(Entries from a dataset)
= = = = =
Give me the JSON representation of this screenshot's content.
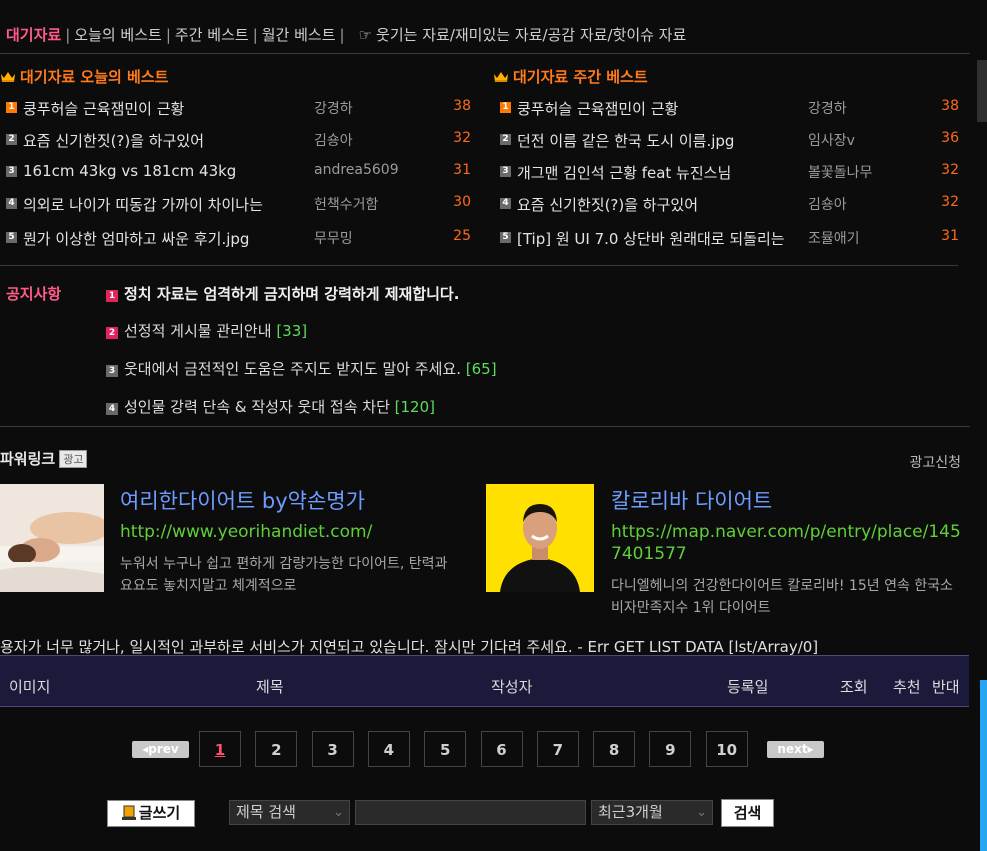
{
  "nav": {
    "current": "대기자료",
    "links": [
      "오늘의 베스트",
      "주간 베스트",
      "월간 베스트"
    ],
    "hand": "☞",
    "categories": "웃기는 자료/재미있는 자료/공감 자료/핫이슈 자료"
  },
  "today_best": {
    "title": "대기자료 오늘의 베스트",
    "items": [
      {
        "rank": "1",
        "title": "쿵푸허슬 근육잼민이 근황",
        "author": "강경하",
        "score": "38"
      },
      {
        "rank": "2",
        "title": "요즘 신기한짓(?)을 하구있어",
        "author": "김숑아",
        "score": "32"
      },
      {
        "rank": "3",
        "title": "161cm 43kg vs 181cm 43kg",
        "author": "andrea5609",
        "score": "31"
      },
      {
        "rank": "4",
        "title": "의외로 나이가 띠동갑 가까이 차이나는",
        "author": "헌책수거함",
        "score": "30"
      },
      {
        "rank": "5",
        "title": "뭔가 이상한 엄마하고 싸운 후기.jpg",
        "author": "무무밍",
        "score": "25"
      }
    ]
  },
  "weekly_best": {
    "title": "대기자료 주간 베스트",
    "items": [
      {
        "rank": "1",
        "title": "쿵푸허슬 근육잼민이 근황",
        "author": "강경하",
        "score": "38"
      },
      {
        "rank": "2",
        "title": "던전 이름 같은 한국 도시 이름.jpg",
        "author": "임사장v",
        "score": "36"
      },
      {
        "rank": "3",
        "title": "개그맨 김인석 근황 feat 뉴진스님",
        "author": "볼꽃돌나무",
        "score": "32"
      },
      {
        "rank": "4",
        "title": "요즘 신기한짓(?)을 하구있어",
        "author": "김숑아",
        "score": "32"
      },
      {
        "rank": "5",
        "title": "[Tip] 원 UI 7.0 상단바 원래대로 되돌리는",
        "author": "조뮬애기",
        "score": "31"
      }
    ]
  },
  "notices": {
    "label": "공지사항",
    "items": [
      {
        "rank": "1",
        "text": "정치 자료는 엄격하게 금지하며 강력하게 제재합니다.",
        "count": ""
      },
      {
        "rank": "2",
        "text": "선정적 게시물 관리안내",
        "count": "[33]"
      },
      {
        "rank": "3",
        "text": "웃대에서 금전적인 도움은 주지도 받지도 말아 주세요.",
        "count": "[65]"
      },
      {
        "rank": "4",
        "text": "성인물 강력 단속 & 작성자 웃대 접속 차단",
        "count": "[120]"
      }
    ]
  },
  "powerlink": {
    "title": "파워링크",
    "ad_tag": "광고",
    "apply": "광고신청",
    "ads": [
      {
        "title": "여리한다이어트 by약손명가",
        "url": "http://www.yeorihandiet.com/",
        "desc": "누워서 누구나 쉽고 편하게 감량가능한 다이어트, 탄력과요요도 놓치지말고 체계적으로"
      },
      {
        "title": "칼로리바 다이어트",
        "url": "https://map.naver.com/p/entry/place/1457401577",
        "desc": "다니엘헤니의 건강한다이어트 칼로리바! 15년 연속 한국소비자만족지수 1위 다이어트"
      }
    ]
  },
  "error_message": "용자가 너무 많거나, 일시적인 과부하로 서비스가 지연되고 있습니다. 잠시만 기다려 주세요. - Err GET LIST DATA [lst/Array/0]",
  "table_header": {
    "image": "이미지",
    "title": "제목",
    "author": "작성자",
    "date": "등록일",
    "views": "조회",
    "recommend": "추천",
    "oppose": "반대"
  },
  "pagination": {
    "prev": "prev",
    "next": "next",
    "pages": [
      "1",
      "2",
      "3",
      "4",
      "5",
      "6",
      "7",
      "8",
      "9",
      "10"
    ],
    "current": "1"
  },
  "bottom": {
    "write": "글쓰기",
    "search_type": "제목 검색",
    "search_value": "",
    "period": "최근3개월",
    "search_button": "검색"
  },
  "colors": {
    "accent_pink": "#ff5c8a",
    "orange": "#ff7a1a",
    "ad_title_blue": "#6f9cff",
    "ad_url_green": "#5fcf3a",
    "count_green": "#5fdc5f",
    "header_bg": "#1b1a3a"
  }
}
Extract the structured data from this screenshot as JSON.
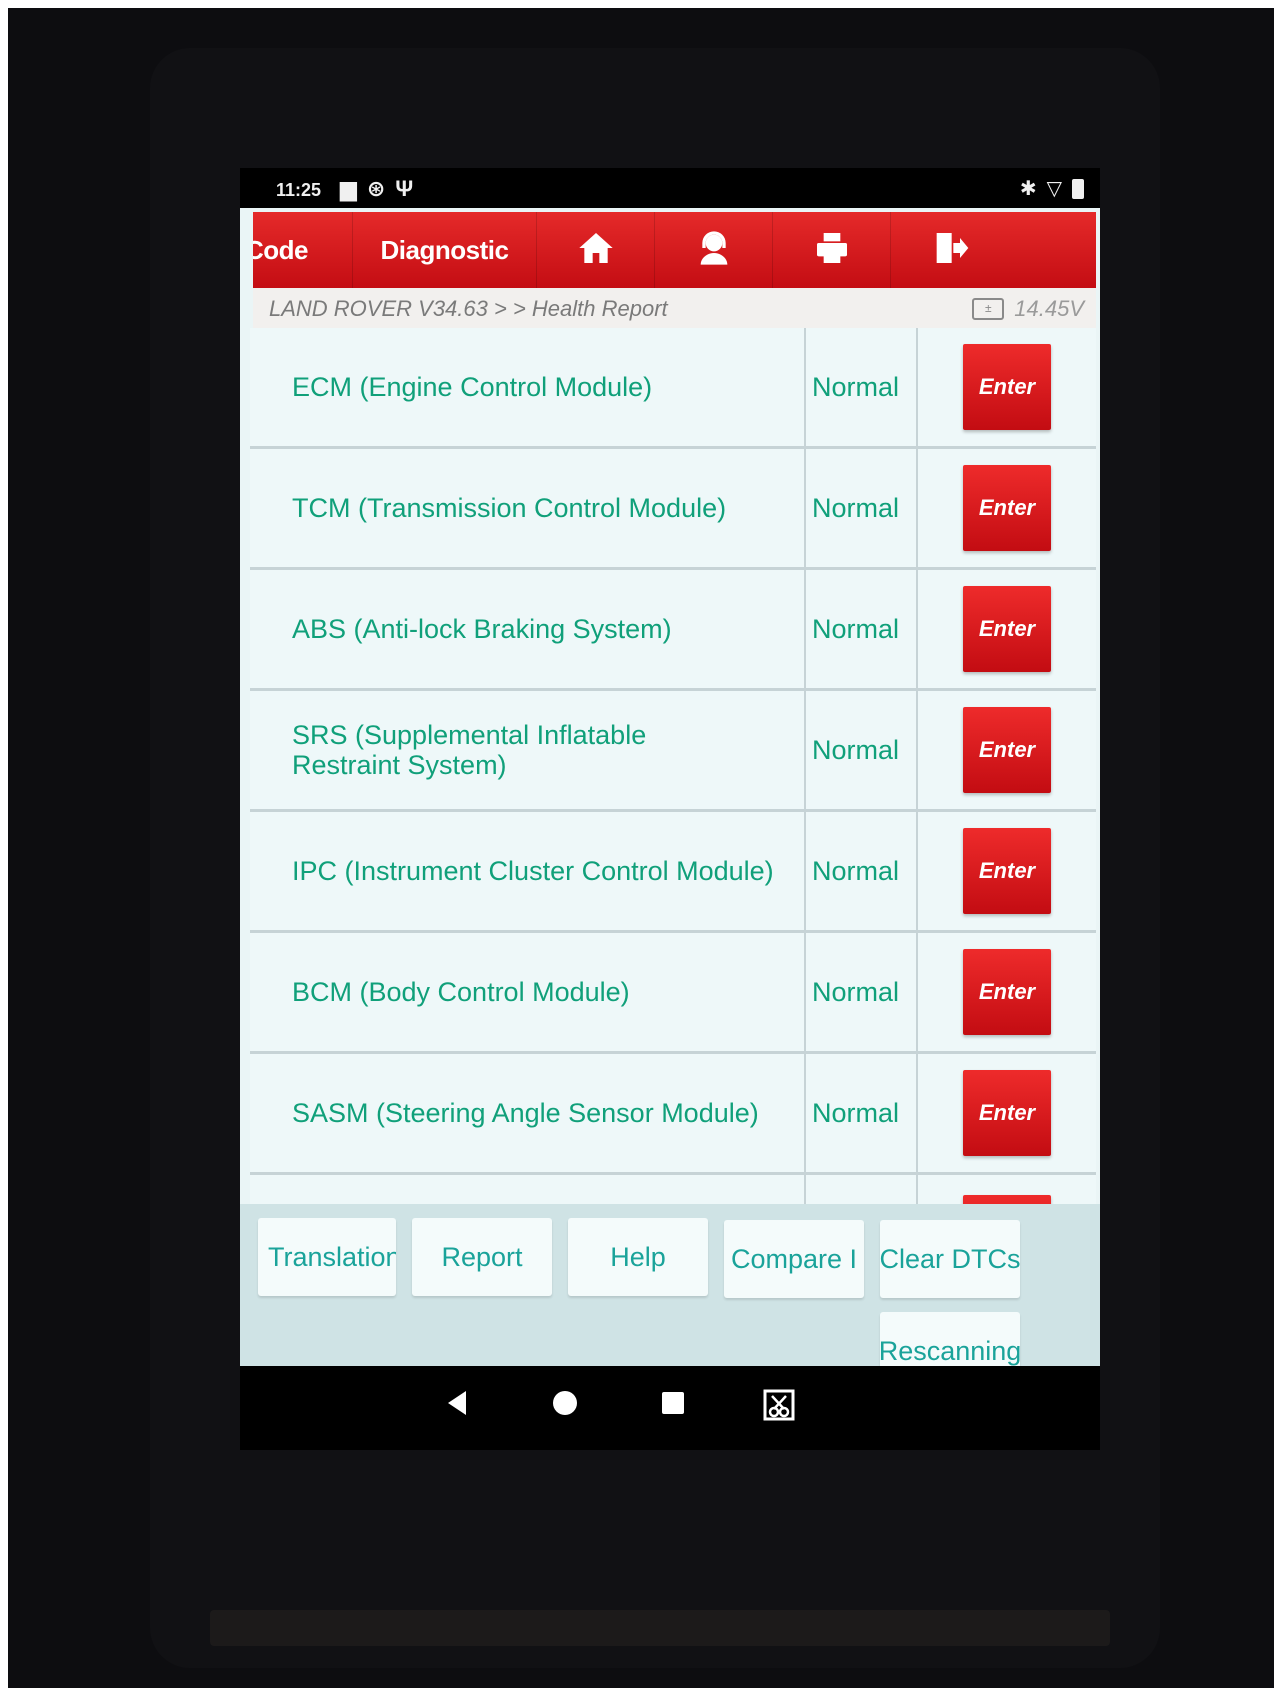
{
  "status_bar": {
    "time": "11:25",
    "left_icons": [
      "image-icon",
      "steering-icon",
      "usb-icon"
    ],
    "right_icons": [
      "bluetooth-icon",
      "wifi-icon",
      "battery-icon"
    ]
  },
  "toolbar": {
    "code_label": "Code",
    "diagnostic_label": "Diagnostic",
    "icons": [
      "home-icon",
      "support-icon",
      "print-icon",
      "exit-icon"
    ],
    "accent_color": "#d61c20"
  },
  "breadcrumb": {
    "path": "LAND ROVER V34.63 >  > Health Report",
    "voltage": "14.45V",
    "voltage_icon": "battery-gauge-icon"
  },
  "modules": [
    {
      "name": "ECM (Engine Control Module)",
      "status": "Normal",
      "action": "Enter"
    },
    {
      "name": "TCM (Transmission Control Module)",
      "status": "Normal",
      "action": "Enter"
    },
    {
      "name": "ABS (Anti-lock Braking System)",
      "status": "Normal",
      "action": "Enter"
    },
    {
      "name": "SRS (Supplemental Inflatable Restraint System)",
      "status": "Normal",
      "action": "Enter"
    },
    {
      "name": "IPC (Instrument Cluster Control Module)",
      "status": "Normal",
      "action": "Enter"
    },
    {
      "name": "BCM (Body Control Module)",
      "status": "Normal",
      "action": "Enter"
    },
    {
      "name": "SASM (Steering Angle Sensor Module)",
      "status": "Normal",
      "action": "Enter"
    }
  ],
  "footer": {
    "translation": "Translation",
    "report": "Report",
    "help": "Help",
    "compare": "Compare I",
    "clear_dtcs": "Clear DTCs",
    "rescanning": "Rescanning"
  },
  "navbar": {
    "icons": [
      "back-icon",
      "home-circle-icon",
      "recents-icon",
      "screenshot-icon"
    ]
  }
}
= = = = =
The problem
Transcribe all the records above word for word, without their images.

Answer to the task
Give me the JSON representation of this screenshot's content.
{
  "nav": {
    "current": "대기자료",
    "links": [
      "오늘의 베스트",
      "주간 베스트",
      "월간 베스트"
    ],
    "hand": "☞",
    "categories": "웃기는 자료/재미있는 자료/공감 자료/핫이슈 자료"
  },
  "today_best": {
    "title": "대기자료 오늘의 베스트",
    "items": [
      {
        "rank": "1",
        "title": "쿵푸허슬 근육잼민이 근황",
        "author": "강경하",
        "score": "38"
      },
      {
        "rank": "2",
        "title": "요즘 신기한짓(?)을 하구있어",
        "author": "김숑아",
        "score": "32"
      },
      {
        "rank": "3",
        "title": "161cm 43kg vs 181cm 43kg",
        "author": "andrea5609",
        "score": "31"
      },
      {
        "rank": "4",
        "title": "의외로 나이가 띠동갑 가까이 차이나는",
        "author": "헌책수거함",
        "score": "30"
      },
      {
        "rank": "5",
        "title": "뭔가 이상한 엄마하고 싸운 후기.jpg",
        "author": "무무밍",
        "score": "25"
      }
    ]
  },
  "weekly_best": {
    "title": "대기자료 주간 베스트",
    "items": [
      {
        "rank": "1",
        "title": "쿵푸허슬 근육잼민이 근황",
        "author": "강경하",
        "score": "38"
      },
      {
        "rank": "2",
        "title": "던전 이름 같은 한국 도시 이름.jpg",
        "author": "임사장v",
        "score": "36"
      },
      {
        "rank": "3",
        "title": "개그맨 김인석 근황 feat 뉴진스님",
        "author": "볼꽃돌나무",
        "score": "32"
      },
      {
        "rank": "4",
        "title": "요즘 신기한짓(?)을 하구있어",
        "author": "김숑아",
        "score": "32"
      },
      {
        "rank": "5",
        "title": "[Tip] 원 UI 7.0 상단바 원래대로 되돌리는",
        "author": "조뮬애기",
        "score": "31"
      }
    ]
  },
  "notices": {
    "label": "공지사항",
    "items": [
      {
        "rank": "1",
        "text": "정치 자료는 엄격하게 금지하며 강력하게 제재합니다.",
        "count": ""
      },
      {
        "rank": "2",
        "text": "선정적 게시물 관리안내",
        "count": "[33]"
      },
      {
        "rank": "3",
        "text": "웃대에서 금전적인 도움은 주지도 받지도 말아 주세요.",
        "count": "[65]"
      },
      {
        "rank": "4",
        "text": "성인물 강력 단속 & 작성자 웃대 접속 차단",
        "count": "[120]"
      }
    ]
  },
  "powerlink": {
    "title": "파워링크",
    "ad_tag": "광고",
    "apply": "광고신청",
    "ads": [
      {
        "title": "여리한다이어트 by약손명가",
        "url": "http://www.yeorihandiet.com/",
        "desc": "누워서 누구나 쉽고 편하게 감량가능한 다이어트, 탄력과요요도 놓치지말고 체계적으로"
      },
      {
        "title": "칼로리바 다이어트",
        "url": "https://map.naver.com/p/entry/place/1457401577",
        "desc": "다니엘헤니의 건강한다이어트 칼로리바! 15년 연속 한국소비자만족지수 1위 다이어트"
      }
    ]
  },
  "error_message": "용자가 너무 많거나, 일시적인 과부하로 서비스가 지연되고 있습니다. 잠시만 기다려 주세요. - Err GET LIST DATA [lst/Array/0]",
  "table_header": {
    "image": "이미지",
    "title": "제목",
    "author": "작성자",
    "date": "등록일",
    "views": "조회",
    "recommend": "추천",
    "oppose": "반대"
  },
  "pagination": {
    "prev": "prev",
    "next": "next",
    "pages": [
      "1",
      "2",
      "3",
      "4",
      "5",
      "6",
      "7",
      "8",
      "9",
      "10"
    ],
    "current": "1"
  },
  "bottom": {
    "write": "글쓰기",
    "search_type": "제목 검색",
    "search_value": "",
    "period": "최근3개월",
    "search_button": "검색"
  },
  "colors": {
    "accent_pink": "#ff5c8a",
    "orange": "#ff7a1a",
    "ad_title_blue": "#6f9cff",
    "ad_url_green": "#5fcf3a",
    "count_green": "#5fdc5f",
    "header_bg": "#1b1a3a"
  }
}
Extract the structured data from this screenshot as JSON.
{
  "status_bar": {
    "time": "11:25",
    "left_icons": [
      "image-icon",
      "steering-icon",
      "usb-icon"
    ],
    "right_icons": [
      "bluetooth-icon",
      "wifi-icon",
      "battery-icon"
    ]
  },
  "toolbar": {
    "code_label": "Code",
    "diagnostic_label": "Diagnostic",
    "icons": [
      "home-icon",
      "support-icon",
      "print-icon",
      "exit-icon"
    ],
    "accent_color": "#d61c20"
  },
  "breadcrumb": {
    "path": "LAND ROVER V34.63 >  > Health Report",
    "voltage": "14.45V",
    "voltage_icon": "battery-gauge-icon"
  },
  "modules": [
    {
      "name": "ECM (Engine Control Module)",
      "status": "Normal",
      "action": "Enter"
    },
    {
      "name": "TCM (Transmission Control Module)",
      "status": "Normal",
      "action": "Enter"
    },
    {
      "name": "ABS (Anti-lock Braking System)",
      "status": "Normal",
      "action": "Enter"
    },
    {
      "name": "SRS (Supplemental Inflatable Restraint System)",
      "status": "Normal",
      "action": "Enter"
    },
    {
      "name": "IPC (Instrument Cluster Control Module)",
      "status": "Normal",
      "action": "Enter"
    },
    {
      "name": "BCM (Body Control Module)",
      "status": "Normal",
      "action": "Enter"
    },
    {
      "name": "SASM (Steering Angle Sensor Module)",
      "status": "Normal",
      "action": "Enter"
    }
  ],
  "footer": {
    "translation": "Translation",
    "report": "Report",
    "help": "Help",
    "compare": "Compare I",
    "clear_dtcs": "Clear DTCs",
    "rescanning": "Rescanning"
  },
  "navbar": {
    "icons": [
      "back-icon",
      "home-circle-icon",
      "recents-icon",
      "screenshot-icon"
    ]
  }
}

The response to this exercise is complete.